» REQUEST:
Show every line below where "annotation" can be found.

» LISTING:

※

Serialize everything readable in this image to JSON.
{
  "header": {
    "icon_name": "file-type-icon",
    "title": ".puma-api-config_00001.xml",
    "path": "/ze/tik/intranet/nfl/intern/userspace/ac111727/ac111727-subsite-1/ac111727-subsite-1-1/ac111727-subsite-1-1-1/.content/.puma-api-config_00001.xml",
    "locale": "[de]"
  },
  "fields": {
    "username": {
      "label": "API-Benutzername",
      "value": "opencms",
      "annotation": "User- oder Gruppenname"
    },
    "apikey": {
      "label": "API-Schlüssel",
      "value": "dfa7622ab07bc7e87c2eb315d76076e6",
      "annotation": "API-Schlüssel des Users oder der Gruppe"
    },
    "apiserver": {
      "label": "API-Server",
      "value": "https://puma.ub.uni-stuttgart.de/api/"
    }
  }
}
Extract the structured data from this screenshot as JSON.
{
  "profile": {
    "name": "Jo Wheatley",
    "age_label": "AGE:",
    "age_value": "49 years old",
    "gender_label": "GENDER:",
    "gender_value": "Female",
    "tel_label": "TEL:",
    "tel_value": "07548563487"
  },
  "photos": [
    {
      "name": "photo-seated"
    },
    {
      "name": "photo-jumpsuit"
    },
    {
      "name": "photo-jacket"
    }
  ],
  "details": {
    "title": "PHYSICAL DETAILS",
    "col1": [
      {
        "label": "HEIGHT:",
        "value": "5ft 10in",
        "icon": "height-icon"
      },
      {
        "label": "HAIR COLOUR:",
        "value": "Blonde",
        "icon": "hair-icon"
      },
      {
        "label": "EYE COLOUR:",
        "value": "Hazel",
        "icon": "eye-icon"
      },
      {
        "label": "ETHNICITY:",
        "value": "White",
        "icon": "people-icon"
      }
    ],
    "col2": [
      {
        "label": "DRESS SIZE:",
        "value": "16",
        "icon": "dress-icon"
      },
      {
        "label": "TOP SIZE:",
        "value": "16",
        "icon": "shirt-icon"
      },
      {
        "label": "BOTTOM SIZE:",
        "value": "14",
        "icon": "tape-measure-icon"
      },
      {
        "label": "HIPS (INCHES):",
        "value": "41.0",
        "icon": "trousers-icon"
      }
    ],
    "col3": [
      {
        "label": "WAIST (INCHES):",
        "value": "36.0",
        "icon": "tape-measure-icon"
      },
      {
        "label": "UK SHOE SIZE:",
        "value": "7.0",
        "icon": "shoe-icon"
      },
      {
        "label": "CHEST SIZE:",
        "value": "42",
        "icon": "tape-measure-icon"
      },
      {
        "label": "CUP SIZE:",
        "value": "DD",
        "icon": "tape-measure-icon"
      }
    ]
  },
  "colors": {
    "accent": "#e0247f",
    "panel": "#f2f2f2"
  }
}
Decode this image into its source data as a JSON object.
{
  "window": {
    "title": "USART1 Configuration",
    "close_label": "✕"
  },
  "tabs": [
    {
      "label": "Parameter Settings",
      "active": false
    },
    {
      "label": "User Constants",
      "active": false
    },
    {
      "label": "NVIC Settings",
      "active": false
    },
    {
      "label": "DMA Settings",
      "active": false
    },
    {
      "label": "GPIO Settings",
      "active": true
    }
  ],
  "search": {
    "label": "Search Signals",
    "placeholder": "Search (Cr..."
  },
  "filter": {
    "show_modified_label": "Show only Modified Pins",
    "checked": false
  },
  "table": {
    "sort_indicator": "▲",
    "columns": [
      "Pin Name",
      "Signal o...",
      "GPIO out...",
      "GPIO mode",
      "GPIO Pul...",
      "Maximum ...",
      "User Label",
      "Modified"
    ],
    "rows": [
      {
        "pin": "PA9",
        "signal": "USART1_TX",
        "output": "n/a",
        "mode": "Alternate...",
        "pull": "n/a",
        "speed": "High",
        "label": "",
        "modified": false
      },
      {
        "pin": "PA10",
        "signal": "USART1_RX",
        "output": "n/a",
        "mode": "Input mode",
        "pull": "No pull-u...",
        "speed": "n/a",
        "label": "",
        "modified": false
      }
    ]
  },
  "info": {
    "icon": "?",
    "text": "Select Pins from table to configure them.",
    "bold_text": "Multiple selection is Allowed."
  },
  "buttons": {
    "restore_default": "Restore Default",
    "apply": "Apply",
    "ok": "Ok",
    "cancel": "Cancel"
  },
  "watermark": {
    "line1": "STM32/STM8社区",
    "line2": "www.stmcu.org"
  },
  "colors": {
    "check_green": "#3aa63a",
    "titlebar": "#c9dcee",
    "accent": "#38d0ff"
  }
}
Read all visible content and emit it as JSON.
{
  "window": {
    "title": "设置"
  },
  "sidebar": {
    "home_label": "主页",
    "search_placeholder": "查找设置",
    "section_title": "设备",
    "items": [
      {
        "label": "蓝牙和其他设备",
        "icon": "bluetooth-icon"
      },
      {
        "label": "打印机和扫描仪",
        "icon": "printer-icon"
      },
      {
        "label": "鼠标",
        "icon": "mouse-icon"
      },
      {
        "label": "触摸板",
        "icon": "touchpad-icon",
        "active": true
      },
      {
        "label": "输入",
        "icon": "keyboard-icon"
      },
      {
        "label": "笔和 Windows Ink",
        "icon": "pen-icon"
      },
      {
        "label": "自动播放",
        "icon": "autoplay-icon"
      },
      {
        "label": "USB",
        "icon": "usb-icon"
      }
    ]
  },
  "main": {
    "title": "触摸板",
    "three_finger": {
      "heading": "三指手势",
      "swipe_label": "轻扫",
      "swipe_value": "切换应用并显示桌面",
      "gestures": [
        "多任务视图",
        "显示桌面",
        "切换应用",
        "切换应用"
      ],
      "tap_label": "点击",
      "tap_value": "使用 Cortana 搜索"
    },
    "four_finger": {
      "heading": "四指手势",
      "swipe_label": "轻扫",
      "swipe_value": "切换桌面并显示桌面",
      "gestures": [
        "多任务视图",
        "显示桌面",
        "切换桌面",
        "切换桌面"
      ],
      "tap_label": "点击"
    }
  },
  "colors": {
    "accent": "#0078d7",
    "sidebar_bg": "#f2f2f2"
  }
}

※

» REPLY:
      "annotation": "User- oder Gruppenname"
      "annotation": "API-Schlüssel des Users oder der Gruppe"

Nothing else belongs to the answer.